**Problem to solve**
The listing below should be printed exactly, every line of it. Skip the pictures.

**Records for the task**
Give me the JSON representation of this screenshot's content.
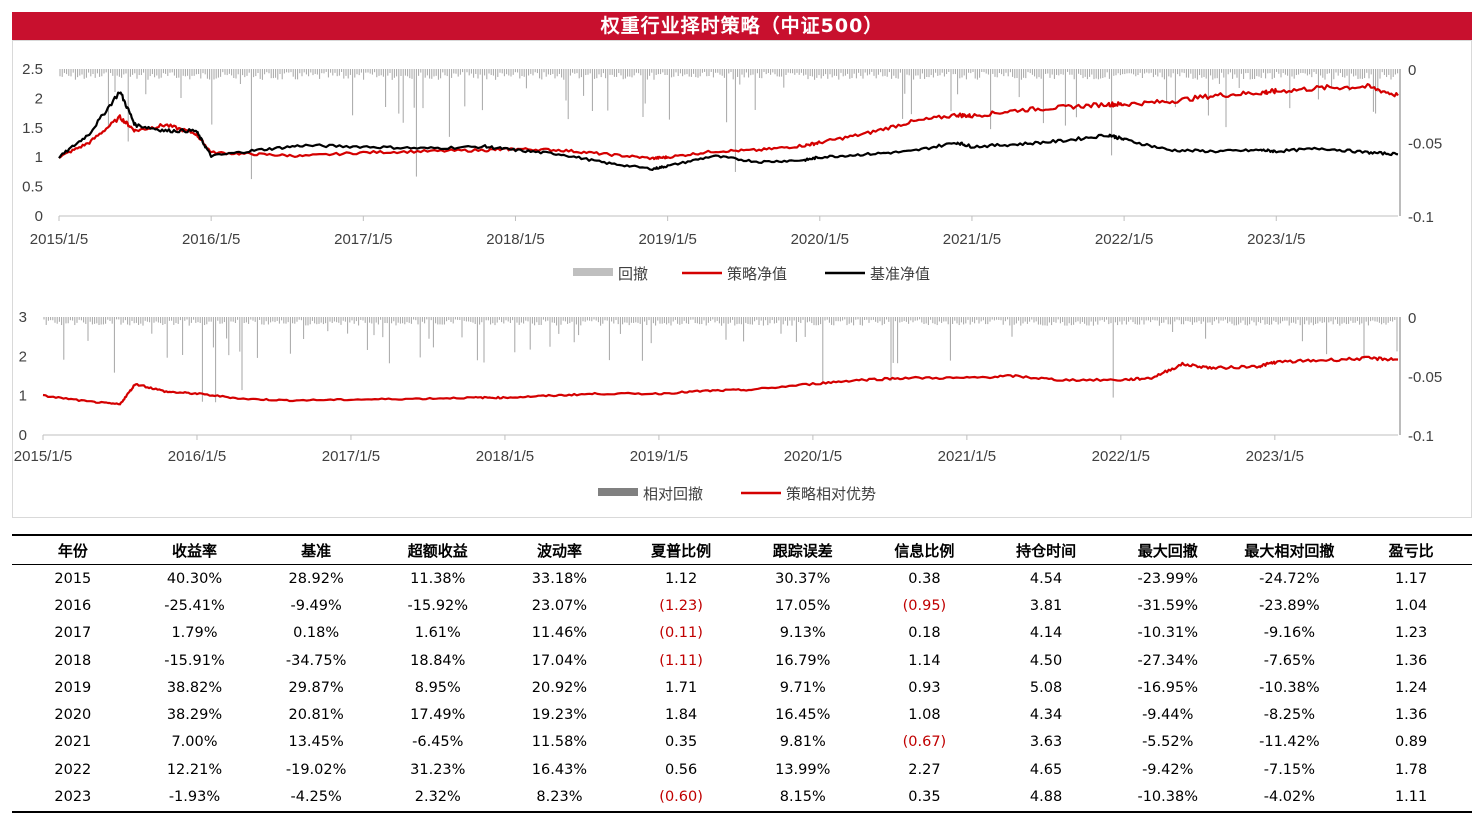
{
  "title": "权重行业择时策略（中证500）",
  "chart_data": [
    {
      "type": "line",
      "x_tick_labels": [
        "2015/1/5",
        "2016/1/5",
        "2017/1/5",
        "2018/1/5",
        "2019/1/5",
        "2020/1/5",
        "2021/1/5",
        "2022/1/5",
        "2023/1/5"
      ],
      "y_left_ticks": [
        "0",
        "0.5",
        "1",
        "1.5",
        "2",
        "2.5"
      ],
      "y_right_ticks": [
        "0",
        "-0.05",
        "-0.1"
      ],
      "ylim_left": [
        0,
        2.5
      ],
      "ylim_right": [
        -0.1,
        0
      ],
      "legend": [
        "回撤",
        "策略净值",
        "基准净值"
      ],
      "legend_position": "bottom-center",
      "series": [
        {
          "name": "策略净值",
          "color": "#d40000",
          "x": [
            2015.0,
            2015.2,
            2015.4,
            2015.5,
            2015.7,
            2015.9,
            2016.0,
            2016.3,
            2016.6,
            2017.0,
            2017.4,
            2017.8,
            2018.0,
            2018.3,
            2018.6,
            2018.9,
            2019.0,
            2019.3,
            2019.6,
            2019.9,
            2020.0,
            2020.3,
            2020.6,
            2020.9,
            2021.0,
            2021.3,
            2021.6,
            2021.9,
            2022.0,
            2022.3,
            2022.6,
            2022.9,
            2023.0,
            2023.3,
            2023.6,
            2023.8
          ],
          "values": [
            1.0,
            1.25,
            1.68,
            1.45,
            1.55,
            1.4,
            1.08,
            1.05,
            1.02,
            1.08,
            1.1,
            1.12,
            1.14,
            1.12,
            1.05,
            0.98,
            1.0,
            1.1,
            1.12,
            1.2,
            1.25,
            1.4,
            1.6,
            1.72,
            1.7,
            1.8,
            1.85,
            1.9,
            1.9,
            1.95,
            2.05,
            2.1,
            2.12,
            2.18,
            2.2,
            2.05
          ]
        },
        {
          "name": "基准净值",
          "color": "#000000",
          "x": [
            2015.0,
            2015.2,
            2015.4,
            2015.5,
            2015.7,
            2015.9,
            2016.0,
            2016.3,
            2016.6,
            2017.0,
            2017.4,
            2017.8,
            2018.0,
            2018.3,
            2018.6,
            2018.9,
            2019.0,
            2019.3,
            2019.6,
            2019.9,
            2020.0,
            2020.3,
            2020.6,
            2020.9,
            2021.0,
            2021.3,
            2021.6,
            2021.9,
            2022.0,
            2022.3,
            2022.6,
            2022.9,
            2023.0,
            2023.3,
            2023.6,
            2023.8
          ],
          "values": [
            1.0,
            1.4,
            2.12,
            1.55,
            1.45,
            1.45,
            1.02,
            1.12,
            1.2,
            1.18,
            1.15,
            1.18,
            1.12,
            1.05,
            0.9,
            0.8,
            0.85,
            1.02,
            0.92,
            0.95,
            1.0,
            1.05,
            1.1,
            1.25,
            1.18,
            1.22,
            1.28,
            1.38,
            1.3,
            1.12,
            1.1,
            1.12,
            1.1,
            1.15,
            1.08,
            1.05
          ]
        }
      ]
    },
    {
      "type": "line",
      "x_tick_labels": [
        "2015/1/5",
        "2016/1/5",
        "2017/1/5",
        "2018/1/5",
        "2019/1/5",
        "2020/1/5",
        "2021/1/5",
        "2022/1/5",
        "2023/1/5"
      ],
      "y_left_ticks": [
        "0",
        "1",
        "2",
        "3"
      ],
      "y_right_ticks": [
        "0",
        "-0.05",
        "-0.1"
      ],
      "ylim_left": [
        0,
        3
      ],
      "ylim_right": [
        -0.1,
        0
      ],
      "legend": [
        "相对回撤",
        "策略相对优势"
      ],
      "legend_position": "bottom-center",
      "series": [
        {
          "name": "策略相对优势",
          "color": "#d40000",
          "x": [
            2015.0,
            2015.3,
            2015.5,
            2015.6,
            2015.8,
            2016.0,
            2016.3,
            2016.6,
            2017.0,
            2017.4,
            2017.8,
            2018.0,
            2018.3,
            2018.6,
            2019.0,
            2019.3,
            2019.6,
            2020.0,
            2020.3,
            2020.6,
            2021.0,
            2021.3,
            2021.6,
            2022.0,
            2022.2,
            2022.4,
            2022.6,
            2022.9,
            2023.0,
            2023.3,
            2023.6,
            2023.8
          ],
          "values": [
            1.0,
            0.85,
            0.78,
            1.3,
            1.1,
            1.05,
            0.92,
            0.88,
            0.9,
            0.92,
            0.95,
            0.95,
            1.0,
            1.05,
            1.05,
            1.12,
            1.15,
            1.3,
            1.4,
            1.45,
            1.45,
            1.5,
            1.4,
            1.4,
            1.45,
            1.8,
            1.7,
            1.75,
            1.85,
            1.9,
            1.95,
            1.92
          ]
        }
      ]
    }
  ],
  "table": {
    "headers": [
      "年份",
      "收益率",
      "基准",
      "超额收益",
      "波动率",
      "夏普比例",
      "跟踪误差",
      "信息比例",
      "持仓时间",
      "最大回撤",
      "最大相对回撤",
      "盈亏比"
    ],
    "rows": [
      [
        "2015",
        "40.30%",
        "28.92%",
        "11.38%",
        "33.18%",
        "1.12",
        "30.37%",
        "0.38",
        "4.54",
        "-23.99%",
        "-24.72%",
        "1.17"
      ],
      [
        "2016",
        "-25.41%",
        "-9.49%",
        "-15.92%",
        "23.07%",
        "(1.23)",
        "17.05%",
        "(0.95)",
        "3.81",
        "-31.59%",
        "-23.89%",
        "1.04"
      ],
      [
        "2017",
        "1.79%",
        "0.18%",
        "1.61%",
        "11.46%",
        "(0.11)",
        "9.13%",
        "0.18",
        "4.14",
        "-10.31%",
        "-9.16%",
        "1.23"
      ],
      [
        "2018",
        "-15.91%",
        "-34.75%",
        "18.84%",
        "17.04%",
        "(1.11)",
        "16.79%",
        "1.14",
        "4.50",
        "-27.34%",
        "-7.65%",
        "1.36"
      ],
      [
        "2019",
        "38.82%",
        "29.87%",
        "8.95%",
        "20.92%",
        "1.71",
        "9.71%",
        "0.93",
        "5.08",
        "-16.95%",
        "-10.38%",
        "1.24"
      ],
      [
        "2020",
        "38.29%",
        "20.81%",
        "17.49%",
        "19.23%",
        "1.84",
        "16.45%",
        "1.08",
        "4.34",
        "-9.44%",
        "-8.25%",
        "1.36"
      ],
      [
        "2021",
        "7.00%",
        "13.45%",
        "-6.45%",
        "11.58%",
        "0.35",
        "9.81%",
        "(0.67)",
        "3.63",
        "-5.52%",
        "-11.42%",
        "0.89"
      ],
      [
        "2022",
        "12.21%",
        "-19.02%",
        "31.23%",
        "16.43%",
        "0.56",
        "13.99%",
        "2.27",
        "4.65",
        "-9.42%",
        "-7.15%",
        "1.78"
      ],
      [
        "2023",
        "-1.93%",
        "-4.25%",
        "2.32%",
        "8.23%",
        "(0.60)",
        "8.15%",
        "0.35",
        "4.88",
        "-10.38%",
        "-4.02%",
        "1.11"
      ]
    ]
  }
}
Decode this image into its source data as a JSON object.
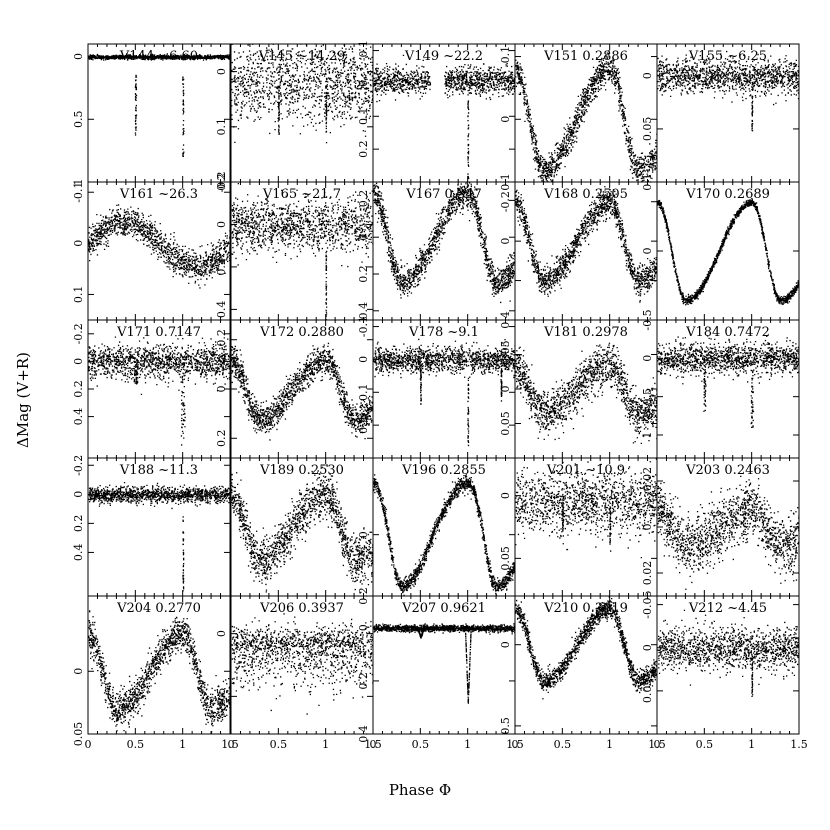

**Written answer**
Give me the JSON representation of this screenshot's content.
{
  "title": "权重行业择时策略（中证500）",
  "chart_data": [
    {
      "type": "line",
      "x_tick_labels": [
        "2015/1/5",
        "2016/1/5",
        "2017/1/5",
        "2018/1/5",
        "2019/1/5",
        "2020/1/5",
        "2021/1/5",
        "2022/1/5",
        "2023/1/5"
      ],
      "y_left_ticks": [
        "0",
        "0.5",
        "1",
        "1.5",
        "2",
        "2.5"
      ],
      "y_right_ticks": [
        "0",
        "-0.05",
        "-0.1"
      ],
      "ylim_left": [
        0,
        2.5
      ],
      "ylim_right": [
        -0.1,
        0
      ],
      "legend": [
        "回撤",
        "策略净值",
        "基准净值"
      ],
      "legend_position": "bottom-center",
      "series": [
        {
          "name": "策略净值",
          "color": "#d40000",
          "x": [
            2015.0,
            2015.2,
            2015.4,
            2015.5,
            2015.7,
            2015.9,
            2016.0,
            2016.3,
            2016.6,
            2017.0,
            2017.4,
            2017.8,
            2018.0,
            2018.3,
            2018.6,
            2018.9,
            2019.0,
            2019.3,
            2019.6,
            2019.9,
            2020.0,
            2020.3,
            2020.6,
            2020.9,
            2021.0,
            2021.3,
            2021.6,
            2021.9,
            2022.0,
            2022.3,
            2022.6,
            2022.9,
            2023.0,
            2023.3,
            2023.6,
            2023.8
          ],
          "values": [
            1.0,
            1.25,
            1.68,
            1.45,
            1.55,
            1.4,
            1.08,
            1.05,
            1.02,
            1.08,
            1.1,
            1.12,
            1.14,
            1.12,
            1.05,
            0.98,
            1.0,
            1.1,
            1.12,
            1.2,
            1.25,
            1.4,
            1.6,
            1.72,
            1.7,
            1.8,
            1.85,
            1.9,
            1.9,
            1.95,
            2.05,
            2.1,
            2.12,
            2.18,
            2.2,
            2.05
          ]
        },
        {
          "name": "基准净值",
          "color": "#000000",
          "x": [
            2015.0,
            2015.2,
            2015.4,
            2015.5,
            2015.7,
            2015.9,
            2016.0,
            2016.3,
            2016.6,
            2017.0,
            2017.4,
            2017.8,
            2018.0,
            2018.3,
            2018.6,
            2018.9,
            2019.0,
            2019.3,
            2019.6,
            2019.9,
            2020.0,
            2020.3,
            2020.6,
            2020.9,
            2021.0,
            2021.3,
            2021.6,
            2021.9,
            2022.0,
            2022.3,
            2022.6,
            2022.9,
            2023.0,
            2023.3,
            2023.6,
            2023.8
          ],
          "values": [
            1.0,
            1.4,
            2.12,
            1.55,
            1.45,
            1.45,
            1.02,
            1.12,
            1.2,
            1.18,
            1.15,
            1.18,
            1.12,
            1.05,
            0.9,
            0.8,
            0.85,
            1.02,
            0.92,
            0.95,
            1.0,
            1.05,
            1.1,
            1.25,
            1.18,
            1.22,
            1.28,
            1.38,
            1.3,
            1.12,
            1.1,
            1.12,
            1.1,
            1.15,
            1.08,
            1.05
          ]
        }
      ]
    },
    {
      "type": "line",
      "x_tick_labels": [
        "2015/1/5",
        "2016/1/5",
        "2017/1/5",
        "2018/1/5",
        "2019/1/5",
        "2020/1/5",
        "2021/1/5",
        "2022/1/5",
        "2023/1/5"
      ],
      "y_left_ticks": [
        "0",
        "1",
        "2",
        "3"
      ],
      "y_right_ticks": [
        "0",
        "-0.05",
        "-0.1"
      ],
      "ylim_left": [
        0,
        3
      ],
      "ylim_right": [
        -0.1,
        0
      ],
      "legend": [
        "相对回撤",
        "策略相对优势"
      ],
      "legend_position": "bottom-center",
      "series": [
        {
          "name": "策略相对优势",
          "color": "#d40000",
          "x": [
            2015.0,
            2015.3,
            2015.5,
            2015.6,
            2015.8,
            2016.0,
            2016.3,
            2016.6,
            2017.0,
            2017.4,
            2017.8,
            2018.0,
            2018.3,
            2018.6,
            2019.0,
            2019.3,
            2019.6,
            2020.0,
            2020.3,
            2020.6,
            2021.0,
            2021.3,
            2021.6,
            2022.0,
            2022.2,
            2022.4,
            2022.6,
            2022.9,
            2023.0,
            2023.3,
            2023.6,
            2023.8
          ],
          "values": [
            1.0,
            0.85,
            0.78,
            1.3,
            1.1,
            1.05,
            0.92,
            0.88,
            0.9,
            0.92,
            0.95,
            0.95,
            1.0,
            1.05,
            1.05,
            1.12,
            1.15,
            1.3,
            1.4,
            1.45,
            1.45,
            1.5,
            1.4,
            1.4,
            1.45,
            1.8,
            1.7,
            1.75,
            1.85,
            1.9,
            1.95,
            1.92
          ]
        }
      ]
    }
  ],
  "table": {
    "headers": [
      "年份",
      "收益率",
      "基准",
      "超额收益",
      "波动率",
      "夏普比例",
      "跟踪误差",
      "信息比例",
      "持仓时间",
      "最大回撤",
      "最大相对回撤",
      "盈亏比"
    ],
    "rows": [
      [
        "2015",
        "40.30%",
        "28.92%",
        "11.38%",
        "33.18%",
        "1.12",
        "30.37%",
        "0.38",
        "4.54",
        "-23.99%",
        "-24.72%",
        "1.17"
      ],
      [
        "2016",
        "-25.41%",
        "-9.49%",
        "-15.92%",
        "23.07%",
        "(1.23)",
        "17.05%",
        "(0.95)",
        "3.81",
        "-31.59%",
        "-23.89%",
        "1.04"
      ],
      [
        "2017",
        "1.79%",
        "0.18%",
        "1.61%",
        "11.46%",
        "(0.11)",
        "9.13%",
        "0.18",
        "4.14",
        "-10.31%",
        "-9.16%",
        "1.23"
      ],
      [
        "2018",
        "-15.91%",
        "-34.75%",
        "18.84%",
        "17.04%",
        "(1.11)",
        "16.79%",
        "1.14",
        "4.50",
        "-27.34%",
        "-7.65%",
        "1.36"
      ],
      [
        "2019",
        "38.82%",
        "29.87%",
        "8.95%",
        "20.92%",
        "1.71",
        "9.71%",
        "0.93",
        "5.08",
        "-16.95%",
        "-10.38%",
        "1.24"
      ],
      [
        "2020",
        "38.29%",
        "20.81%",
        "17.49%",
        "19.23%",
        "1.84",
        "16.45%",
        "1.08",
        "4.34",
        "-9.44%",
        "-8.25%",
        "1.36"
      ],
      [
        "2021",
        "7.00%",
        "13.45%",
        "-6.45%",
        "11.58%",
        "0.35",
        "9.81%",
        "(0.67)",
        "3.63",
        "-5.52%",
        "-11.42%",
        "0.89"
      ],
      [
        "2022",
        "12.21%",
        "-19.02%",
        "31.23%",
        "16.43%",
        "0.56",
        "13.99%",
        "2.27",
        "4.65",
        "-9.42%",
        "-7.15%",
        "1.78"
      ],
      [
        "2023",
        "-1.93%",
        "-4.25%",
        "2.32%",
        "8.23%",
        "(0.60)",
        "8.15%",
        "0.35",
        "4.88",
        "-10.38%",
        "-4.02%",
        "1.11"
      ]
    ]
  }
}
Decode this image into its source data as a JSON object.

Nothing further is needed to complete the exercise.